■ **Work instructions**
Begin at the line that has "histogram-bar — [198, 423, 221, 538]" and stop after the line that has "x-tick-label: 6 — [388, 596, 397, 612]". Write those lines out again with "histogram-bar" switched to "bar" and everything else left the same.

[Region annotation rows]
◆ ◆ ◆ ◆
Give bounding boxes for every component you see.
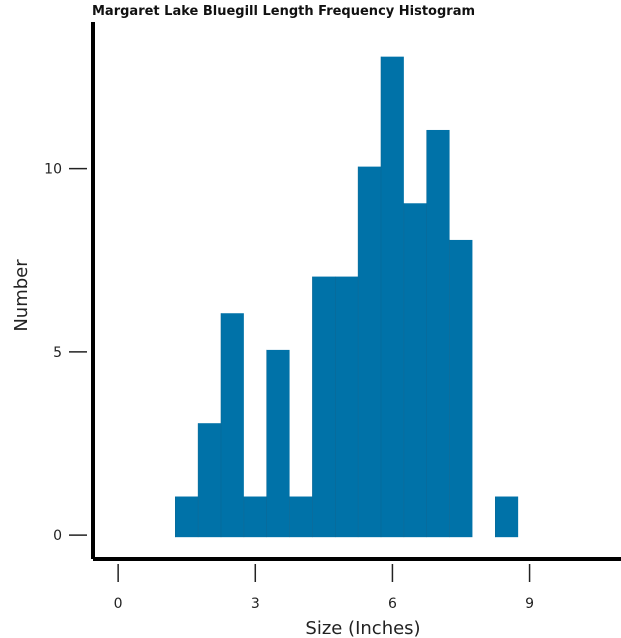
histogram-bar — [198, 423, 221, 538]
x-tick-label: 0 — [114, 596, 123, 612]
histogram-bar — [403, 203, 427, 538]
histogram-bar — [312, 276, 336, 538]
y-tick-label: 10 — [44, 162, 62, 178]
x-axis-title: Size (Inches) — [305, 618, 420, 638]
x-tick-label: 6 — [388, 596, 397, 612]
histogram-bar — [243, 496, 267, 538]
histogram-bar — [358, 166, 381, 538]
histogram-bar — [495, 496, 519, 538]
bars-group — [174, 56, 519, 538]
histogram-bar — [426, 129, 450, 538]
histogram-bar — [266, 349, 290, 538]
x-tick-label: 3 — [251, 596, 260, 612]
x-tick-label: 9 — [525, 596, 534, 612]
histogram-bar — [381, 56, 404, 538]
histogram-bar — [289, 496, 313, 538]
chart-title: Margaret Lake Bluegill Length Frequency … — [92, 4, 476, 19]
y-tick-label: 0 — [53, 528, 62, 544]
histogram-bar — [175, 496, 199, 538]
histogram-bar — [221, 313, 244, 538]
y-axis-title: Number — [11, 259, 32, 332]
histogram-bar — [449, 239, 473, 538]
y-tick-label: 5 — [53, 345, 62, 361]
histogram-bar — [335, 276, 359, 538]
ticks-group: 0 3 6 9 0 5 10 — [44, 162, 534, 612]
◆ ◆ ◆ ◆
■ **Answer for the task**
bar — [198, 423, 221, 538]
x-tick-label: 0 — [114, 596, 123, 612]
bar — [403, 203, 427, 538]
bar — [312, 276, 336, 538]
y-tick-label: 10 — [44, 162, 62, 178]
x-axis-title: Size (Inches) — [305, 618, 420, 638]
x-tick-label: 6 — [388, 596, 397, 612]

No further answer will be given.